OBJECTIVE: Check each line of the material below, and copy it if it holds the string "zoom".

-- Start of ROWS --

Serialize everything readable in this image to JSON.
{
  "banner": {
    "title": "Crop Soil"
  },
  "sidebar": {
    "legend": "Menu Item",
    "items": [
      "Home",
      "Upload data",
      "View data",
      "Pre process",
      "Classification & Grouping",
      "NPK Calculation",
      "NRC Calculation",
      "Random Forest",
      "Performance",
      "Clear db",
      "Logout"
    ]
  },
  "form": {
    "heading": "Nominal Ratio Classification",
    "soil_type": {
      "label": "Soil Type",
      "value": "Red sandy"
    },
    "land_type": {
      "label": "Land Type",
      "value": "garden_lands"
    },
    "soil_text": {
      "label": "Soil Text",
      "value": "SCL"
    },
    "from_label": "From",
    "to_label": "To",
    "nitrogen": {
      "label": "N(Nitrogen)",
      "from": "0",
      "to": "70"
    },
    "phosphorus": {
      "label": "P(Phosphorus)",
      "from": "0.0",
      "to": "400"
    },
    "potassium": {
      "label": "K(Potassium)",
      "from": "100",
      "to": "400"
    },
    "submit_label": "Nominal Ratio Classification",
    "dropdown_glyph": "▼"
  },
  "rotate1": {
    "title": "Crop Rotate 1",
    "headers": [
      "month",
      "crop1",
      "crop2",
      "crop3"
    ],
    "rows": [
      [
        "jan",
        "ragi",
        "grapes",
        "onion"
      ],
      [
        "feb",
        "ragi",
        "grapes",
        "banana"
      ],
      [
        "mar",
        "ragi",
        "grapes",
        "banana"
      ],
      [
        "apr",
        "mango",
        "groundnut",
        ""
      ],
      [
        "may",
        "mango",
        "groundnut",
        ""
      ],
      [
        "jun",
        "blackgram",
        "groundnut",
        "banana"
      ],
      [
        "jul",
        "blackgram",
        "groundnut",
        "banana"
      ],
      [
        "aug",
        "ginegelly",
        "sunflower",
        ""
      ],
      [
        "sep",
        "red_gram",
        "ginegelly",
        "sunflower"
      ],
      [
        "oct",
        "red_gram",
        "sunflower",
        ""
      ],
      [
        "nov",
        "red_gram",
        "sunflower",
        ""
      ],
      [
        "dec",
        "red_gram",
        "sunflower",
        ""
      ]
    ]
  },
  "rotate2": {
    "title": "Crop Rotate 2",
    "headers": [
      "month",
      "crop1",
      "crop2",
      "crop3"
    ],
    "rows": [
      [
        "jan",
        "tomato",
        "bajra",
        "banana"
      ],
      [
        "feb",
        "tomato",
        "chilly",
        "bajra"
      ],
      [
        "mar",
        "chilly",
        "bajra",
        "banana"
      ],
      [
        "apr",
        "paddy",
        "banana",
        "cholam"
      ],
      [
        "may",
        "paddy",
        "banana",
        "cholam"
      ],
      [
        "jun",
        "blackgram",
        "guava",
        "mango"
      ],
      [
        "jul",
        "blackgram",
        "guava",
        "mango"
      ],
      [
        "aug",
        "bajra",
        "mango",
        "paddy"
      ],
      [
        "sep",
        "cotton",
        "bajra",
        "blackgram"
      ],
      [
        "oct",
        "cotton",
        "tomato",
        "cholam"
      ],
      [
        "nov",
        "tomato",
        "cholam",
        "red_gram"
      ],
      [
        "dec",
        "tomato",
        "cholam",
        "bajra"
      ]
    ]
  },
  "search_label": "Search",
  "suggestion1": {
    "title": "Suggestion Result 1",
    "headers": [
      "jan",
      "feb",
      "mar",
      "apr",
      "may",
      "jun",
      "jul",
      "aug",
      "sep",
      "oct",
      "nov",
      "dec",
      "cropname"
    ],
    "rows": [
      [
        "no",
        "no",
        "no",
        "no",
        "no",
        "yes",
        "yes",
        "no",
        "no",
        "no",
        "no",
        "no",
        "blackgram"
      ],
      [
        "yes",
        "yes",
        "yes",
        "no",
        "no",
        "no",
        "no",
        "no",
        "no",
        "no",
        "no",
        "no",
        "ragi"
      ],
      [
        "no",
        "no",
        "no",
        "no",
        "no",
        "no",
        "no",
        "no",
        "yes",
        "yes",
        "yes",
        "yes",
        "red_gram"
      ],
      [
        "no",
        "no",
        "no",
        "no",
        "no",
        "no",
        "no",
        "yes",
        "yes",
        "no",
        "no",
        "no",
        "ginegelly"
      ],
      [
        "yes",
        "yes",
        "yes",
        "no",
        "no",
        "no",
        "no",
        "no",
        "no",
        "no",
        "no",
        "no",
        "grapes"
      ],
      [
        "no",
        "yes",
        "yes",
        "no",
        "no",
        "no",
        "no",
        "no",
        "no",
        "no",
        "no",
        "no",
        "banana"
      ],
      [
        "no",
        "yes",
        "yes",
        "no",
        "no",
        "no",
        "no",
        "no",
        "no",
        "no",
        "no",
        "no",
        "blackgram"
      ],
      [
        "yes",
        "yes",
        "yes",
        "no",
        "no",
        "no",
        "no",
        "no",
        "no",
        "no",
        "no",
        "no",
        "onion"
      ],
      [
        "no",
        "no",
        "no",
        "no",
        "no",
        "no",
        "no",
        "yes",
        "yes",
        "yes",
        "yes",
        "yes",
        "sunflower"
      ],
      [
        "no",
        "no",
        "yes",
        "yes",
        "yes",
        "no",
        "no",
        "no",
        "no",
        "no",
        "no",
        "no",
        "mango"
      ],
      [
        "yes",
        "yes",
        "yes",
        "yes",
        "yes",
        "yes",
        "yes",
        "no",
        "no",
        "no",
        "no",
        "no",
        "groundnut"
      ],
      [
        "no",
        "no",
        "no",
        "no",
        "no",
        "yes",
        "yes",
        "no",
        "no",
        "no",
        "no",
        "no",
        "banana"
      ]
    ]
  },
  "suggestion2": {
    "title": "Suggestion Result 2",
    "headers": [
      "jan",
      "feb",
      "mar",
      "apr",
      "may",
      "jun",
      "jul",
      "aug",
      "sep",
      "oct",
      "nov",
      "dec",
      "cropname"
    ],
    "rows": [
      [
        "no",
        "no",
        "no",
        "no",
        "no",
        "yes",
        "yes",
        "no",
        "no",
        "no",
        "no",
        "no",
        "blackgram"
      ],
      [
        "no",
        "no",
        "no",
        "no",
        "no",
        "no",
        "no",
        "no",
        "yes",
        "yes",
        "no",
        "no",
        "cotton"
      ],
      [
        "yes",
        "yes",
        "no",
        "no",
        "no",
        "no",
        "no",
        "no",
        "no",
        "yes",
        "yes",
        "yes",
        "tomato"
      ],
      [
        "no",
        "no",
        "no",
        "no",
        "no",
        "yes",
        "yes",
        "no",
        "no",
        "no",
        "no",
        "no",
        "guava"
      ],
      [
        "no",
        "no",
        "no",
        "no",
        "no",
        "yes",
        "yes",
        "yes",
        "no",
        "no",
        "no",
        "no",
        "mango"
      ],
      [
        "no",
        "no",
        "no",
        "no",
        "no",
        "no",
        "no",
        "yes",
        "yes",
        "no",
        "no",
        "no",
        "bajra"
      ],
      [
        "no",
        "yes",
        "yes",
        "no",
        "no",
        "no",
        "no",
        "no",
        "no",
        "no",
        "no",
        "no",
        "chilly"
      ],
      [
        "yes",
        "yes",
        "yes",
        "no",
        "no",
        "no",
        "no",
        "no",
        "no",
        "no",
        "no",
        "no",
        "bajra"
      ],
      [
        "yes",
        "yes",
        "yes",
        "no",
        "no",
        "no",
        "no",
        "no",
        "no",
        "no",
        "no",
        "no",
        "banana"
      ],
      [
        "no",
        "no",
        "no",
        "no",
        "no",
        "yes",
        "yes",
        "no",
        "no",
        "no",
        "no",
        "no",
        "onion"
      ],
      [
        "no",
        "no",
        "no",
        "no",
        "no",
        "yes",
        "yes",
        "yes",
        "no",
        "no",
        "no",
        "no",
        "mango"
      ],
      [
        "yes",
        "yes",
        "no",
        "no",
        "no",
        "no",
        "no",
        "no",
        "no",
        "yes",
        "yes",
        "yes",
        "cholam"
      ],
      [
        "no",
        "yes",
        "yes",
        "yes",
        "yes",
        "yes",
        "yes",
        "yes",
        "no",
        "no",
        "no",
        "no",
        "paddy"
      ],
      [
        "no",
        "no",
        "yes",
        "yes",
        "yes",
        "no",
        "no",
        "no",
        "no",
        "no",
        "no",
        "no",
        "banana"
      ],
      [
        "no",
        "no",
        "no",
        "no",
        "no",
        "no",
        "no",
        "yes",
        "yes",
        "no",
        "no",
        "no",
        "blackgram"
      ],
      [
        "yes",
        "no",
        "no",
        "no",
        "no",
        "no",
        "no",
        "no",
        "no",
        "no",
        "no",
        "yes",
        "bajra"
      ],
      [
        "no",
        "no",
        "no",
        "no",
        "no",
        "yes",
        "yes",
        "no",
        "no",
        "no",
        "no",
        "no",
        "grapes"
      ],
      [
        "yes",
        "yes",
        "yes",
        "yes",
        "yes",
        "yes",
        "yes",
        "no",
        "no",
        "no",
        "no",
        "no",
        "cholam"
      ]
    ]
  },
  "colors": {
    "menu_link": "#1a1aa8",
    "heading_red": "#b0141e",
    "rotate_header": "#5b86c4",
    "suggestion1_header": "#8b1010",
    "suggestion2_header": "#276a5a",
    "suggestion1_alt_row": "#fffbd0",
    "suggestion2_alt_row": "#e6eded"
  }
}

-- End of ROWS --
-- Start of ROWS --

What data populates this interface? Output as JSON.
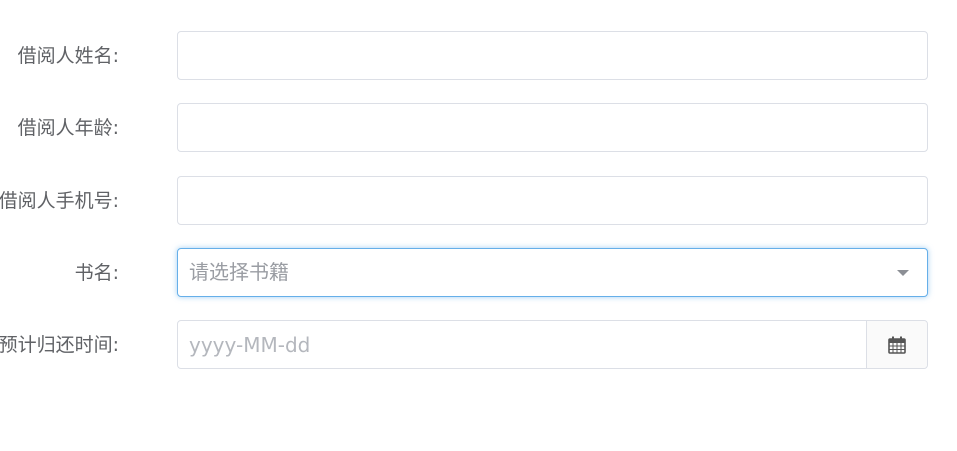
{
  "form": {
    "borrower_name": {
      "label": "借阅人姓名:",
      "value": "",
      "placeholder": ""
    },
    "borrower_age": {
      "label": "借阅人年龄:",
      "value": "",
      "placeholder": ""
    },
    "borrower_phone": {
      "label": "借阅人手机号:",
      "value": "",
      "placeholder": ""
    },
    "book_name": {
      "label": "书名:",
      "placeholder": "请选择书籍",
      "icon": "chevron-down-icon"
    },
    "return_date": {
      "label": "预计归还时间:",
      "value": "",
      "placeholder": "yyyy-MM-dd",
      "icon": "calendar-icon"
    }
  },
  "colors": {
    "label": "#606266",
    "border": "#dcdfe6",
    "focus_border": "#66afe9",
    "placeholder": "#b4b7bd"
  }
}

-- End of ROWS --
-- Start of ROWS --

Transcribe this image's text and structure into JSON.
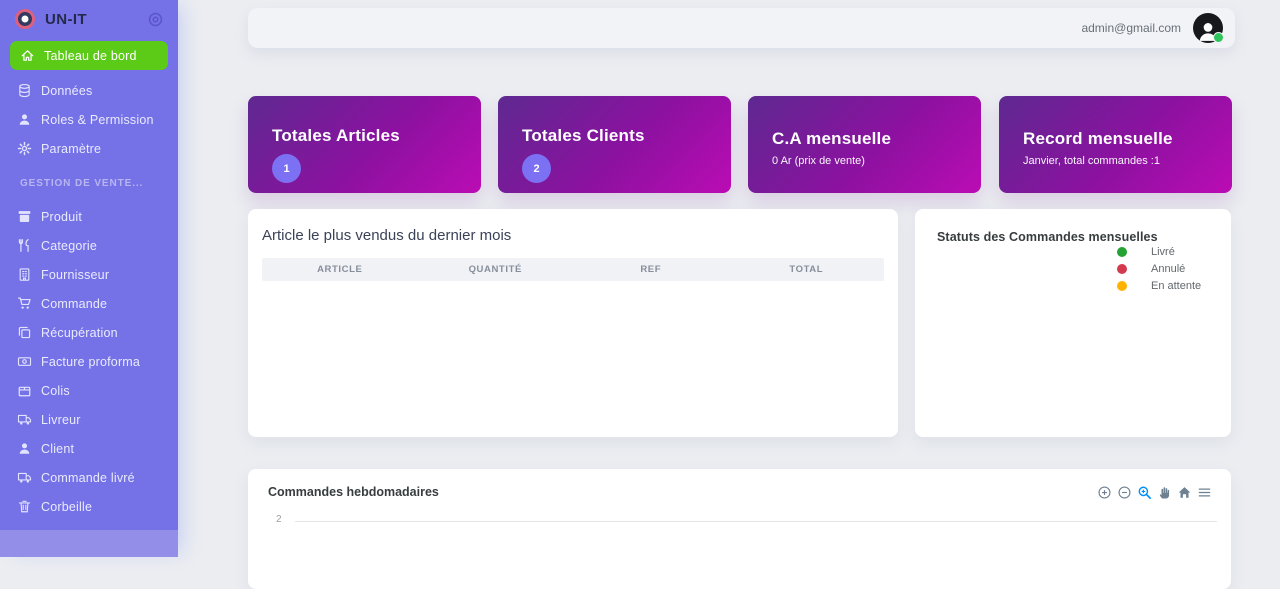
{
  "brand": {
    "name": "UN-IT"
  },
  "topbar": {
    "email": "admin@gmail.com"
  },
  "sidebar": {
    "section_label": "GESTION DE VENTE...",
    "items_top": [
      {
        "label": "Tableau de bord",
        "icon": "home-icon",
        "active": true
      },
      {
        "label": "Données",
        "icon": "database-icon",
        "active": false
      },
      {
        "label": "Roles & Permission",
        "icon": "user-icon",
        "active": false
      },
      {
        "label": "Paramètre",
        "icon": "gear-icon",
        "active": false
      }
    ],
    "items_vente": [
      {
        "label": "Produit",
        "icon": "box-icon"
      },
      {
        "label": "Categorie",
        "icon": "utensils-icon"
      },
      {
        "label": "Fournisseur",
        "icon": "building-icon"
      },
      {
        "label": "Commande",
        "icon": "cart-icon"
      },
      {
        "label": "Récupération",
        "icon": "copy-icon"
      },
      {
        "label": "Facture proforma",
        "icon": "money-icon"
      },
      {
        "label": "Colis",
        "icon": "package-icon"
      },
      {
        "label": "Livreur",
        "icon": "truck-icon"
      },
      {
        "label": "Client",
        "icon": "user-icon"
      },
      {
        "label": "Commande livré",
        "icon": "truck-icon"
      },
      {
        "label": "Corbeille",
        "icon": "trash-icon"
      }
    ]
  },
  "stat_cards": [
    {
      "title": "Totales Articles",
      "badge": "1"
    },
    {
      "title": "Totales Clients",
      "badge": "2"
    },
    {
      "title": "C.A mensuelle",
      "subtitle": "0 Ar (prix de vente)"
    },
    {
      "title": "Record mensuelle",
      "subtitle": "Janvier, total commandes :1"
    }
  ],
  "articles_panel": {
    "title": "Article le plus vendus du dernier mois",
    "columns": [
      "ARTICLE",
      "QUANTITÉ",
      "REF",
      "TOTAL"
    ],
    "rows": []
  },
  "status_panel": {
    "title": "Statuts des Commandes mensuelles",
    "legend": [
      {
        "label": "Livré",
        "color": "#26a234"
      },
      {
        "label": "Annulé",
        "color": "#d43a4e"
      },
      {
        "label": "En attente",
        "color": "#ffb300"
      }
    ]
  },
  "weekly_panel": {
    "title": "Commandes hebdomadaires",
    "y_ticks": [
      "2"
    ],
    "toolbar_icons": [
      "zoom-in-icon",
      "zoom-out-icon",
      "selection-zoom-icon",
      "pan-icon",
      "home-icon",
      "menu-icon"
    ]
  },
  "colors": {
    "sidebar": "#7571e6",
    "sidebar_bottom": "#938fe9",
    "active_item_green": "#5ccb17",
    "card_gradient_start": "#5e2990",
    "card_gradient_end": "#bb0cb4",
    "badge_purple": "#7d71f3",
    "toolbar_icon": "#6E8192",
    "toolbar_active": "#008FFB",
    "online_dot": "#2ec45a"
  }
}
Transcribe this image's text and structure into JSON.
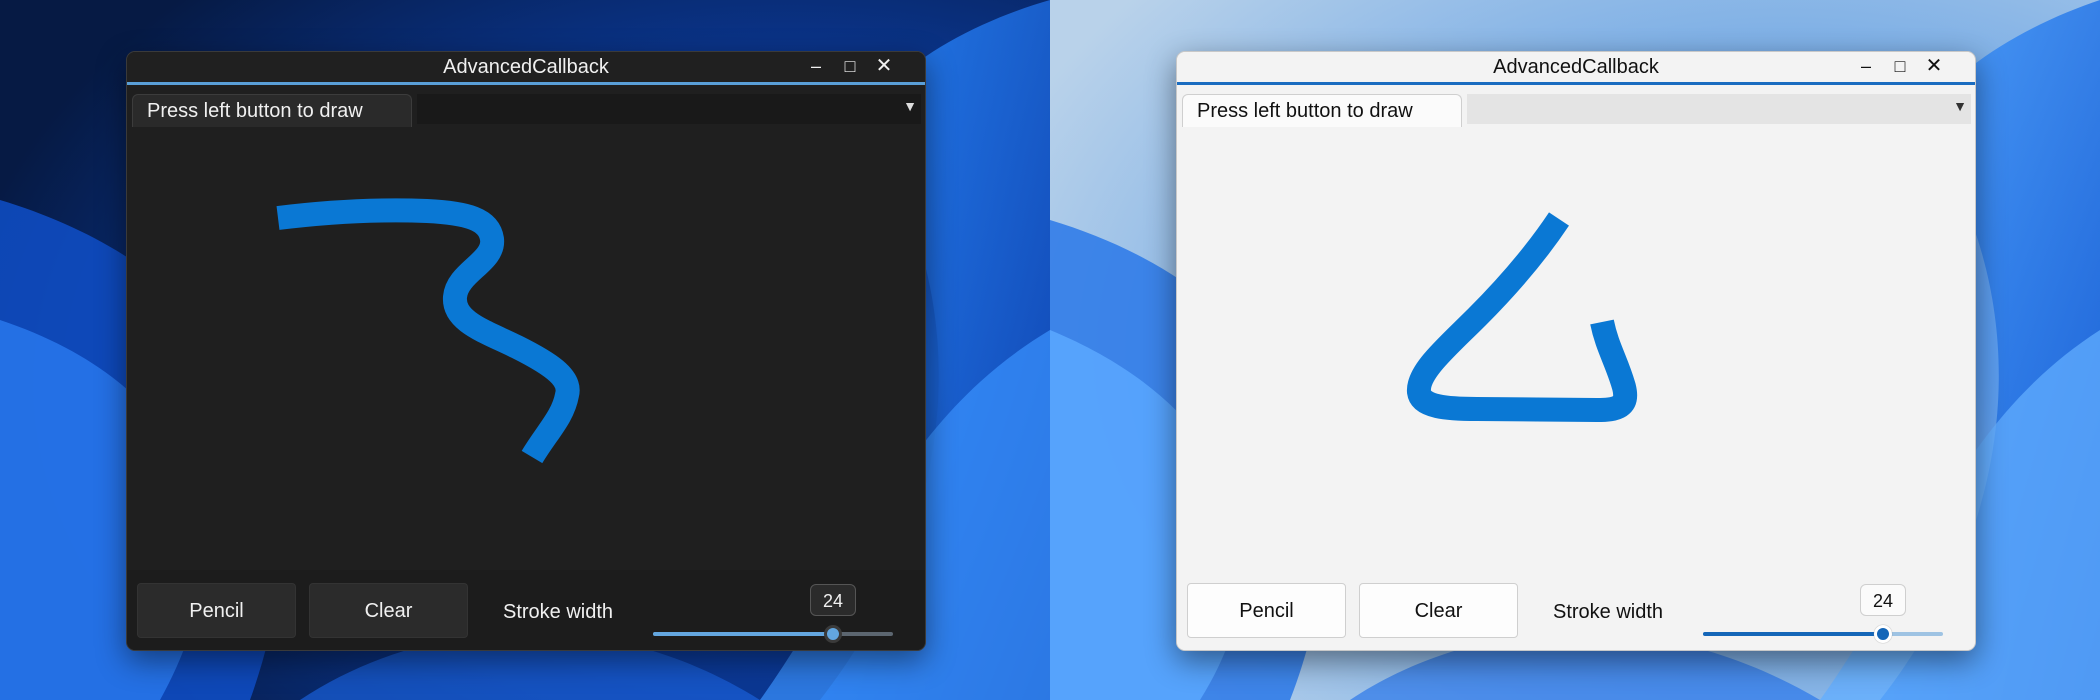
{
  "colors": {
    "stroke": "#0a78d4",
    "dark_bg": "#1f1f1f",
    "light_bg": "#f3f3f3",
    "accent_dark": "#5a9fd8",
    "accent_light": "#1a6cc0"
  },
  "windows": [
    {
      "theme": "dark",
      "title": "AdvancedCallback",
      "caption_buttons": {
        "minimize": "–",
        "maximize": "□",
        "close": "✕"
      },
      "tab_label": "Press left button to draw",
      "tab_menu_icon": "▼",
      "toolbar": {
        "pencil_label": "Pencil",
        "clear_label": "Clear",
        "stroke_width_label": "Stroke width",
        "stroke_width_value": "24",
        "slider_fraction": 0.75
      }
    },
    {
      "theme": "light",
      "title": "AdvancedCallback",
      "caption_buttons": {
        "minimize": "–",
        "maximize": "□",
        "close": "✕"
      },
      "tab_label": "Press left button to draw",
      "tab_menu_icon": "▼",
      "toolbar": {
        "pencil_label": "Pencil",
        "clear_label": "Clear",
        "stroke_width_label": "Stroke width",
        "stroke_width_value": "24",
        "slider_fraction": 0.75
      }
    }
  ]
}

-- End of ROWS --

RESULT BELOW:
      "zoom-in-icon",
      "zoom-out-icon",
      "selection-zoom-icon",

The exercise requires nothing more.